## [Records supplied]
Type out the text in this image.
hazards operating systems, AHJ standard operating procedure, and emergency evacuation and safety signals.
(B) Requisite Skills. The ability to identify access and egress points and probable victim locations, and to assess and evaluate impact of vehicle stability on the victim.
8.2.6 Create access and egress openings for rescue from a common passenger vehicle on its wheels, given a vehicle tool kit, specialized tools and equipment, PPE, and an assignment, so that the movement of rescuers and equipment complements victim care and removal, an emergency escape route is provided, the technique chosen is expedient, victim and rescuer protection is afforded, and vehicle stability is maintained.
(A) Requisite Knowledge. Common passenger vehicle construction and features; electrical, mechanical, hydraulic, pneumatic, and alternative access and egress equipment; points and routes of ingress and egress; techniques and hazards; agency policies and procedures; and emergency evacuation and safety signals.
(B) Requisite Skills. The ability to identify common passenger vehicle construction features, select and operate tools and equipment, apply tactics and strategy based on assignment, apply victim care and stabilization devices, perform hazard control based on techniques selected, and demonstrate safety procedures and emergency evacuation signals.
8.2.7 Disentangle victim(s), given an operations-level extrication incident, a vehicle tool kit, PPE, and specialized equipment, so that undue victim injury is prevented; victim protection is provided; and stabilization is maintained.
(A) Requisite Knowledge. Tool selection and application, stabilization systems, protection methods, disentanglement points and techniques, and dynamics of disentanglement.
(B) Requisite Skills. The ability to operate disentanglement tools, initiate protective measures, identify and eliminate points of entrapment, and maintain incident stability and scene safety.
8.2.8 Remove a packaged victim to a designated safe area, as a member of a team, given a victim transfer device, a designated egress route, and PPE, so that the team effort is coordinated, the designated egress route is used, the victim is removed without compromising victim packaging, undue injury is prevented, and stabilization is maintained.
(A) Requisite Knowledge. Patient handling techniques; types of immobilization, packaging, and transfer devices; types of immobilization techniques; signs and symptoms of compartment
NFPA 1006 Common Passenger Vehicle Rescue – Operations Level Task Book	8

## [Work instructions]
Copy all the records above exactly, missing none.

## [Result for this task]
Type out the text in this image.
hazards operating systems, AHJ standard operating procedure, and emergency evacuation and safety signals.
(B) Requisite Skills. The ability to identify access and egress points and probable victim locations, and to assess and evaluate impact of vehicle stability on the victim.
8.2.6 Create access and egress openings for rescue from a common passenger vehicle on its wheels, given a vehicle tool kit, specialized tools and equipment, PPE, and an assignment, so that the movement of rescuers and equipment complements victim care and removal, an emergency escape route is provided, the technique chosen is expedient, victim and rescuer protection is afforded, and vehicle stability is maintained.
(A) Requisite Knowledge. Common passenger vehicle construction and features; electrical, mechanical, hydraulic, pneumatic, and alternative access and egress equipment; points and routes of ingress and egress; techniques and hazards; agency policies and procedures; and emergency evacuation and safety signals.
(B) Requisite Skills. The ability to identify common passenger vehicle construction features, select and operate tools and equipment, apply tactics and strategy based on assignment, apply victim care and stabilization devices, perform hazard control based on techniques selected, and demonstrate safety procedures and emergency evacuation signals.
8.2.7 Disentangle victim(s), given an operations-level extrication incident, a vehicle tool kit, PPE, and specialized equipment, so that undue victim injury is prevented; victim protection is provided; and stabilization is maintained.
(A) Requisite Knowledge. Tool selection and application, stabilization systems, protection methods, disentanglement points and techniques, and dynamics of disentanglement.
(B) Requisite Skills. The ability to operate disentanglement tools, initiate protective measures, identify and eliminate points of entrapment, and maintain incident stability and scene safety.
8.2.8 Remove a packaged victim to a designated safe area, as a member of a team, given a victim transfer device, a designated egress route, and PPE, so that the team effort is coordinated, the designated egress route is used, the victim is removed without compromising victim packaging, undue injury is prevented, and stabilization is maintained.
(A) Requisite Knowledge. Patient handling techniques; types of immobilization, packaging, and transfer devices; types of immobilization techniques; signs and symptoms of compartment
NFPA 1006 Common Passenger Vehicle Rescue – Operations Level Task Book	8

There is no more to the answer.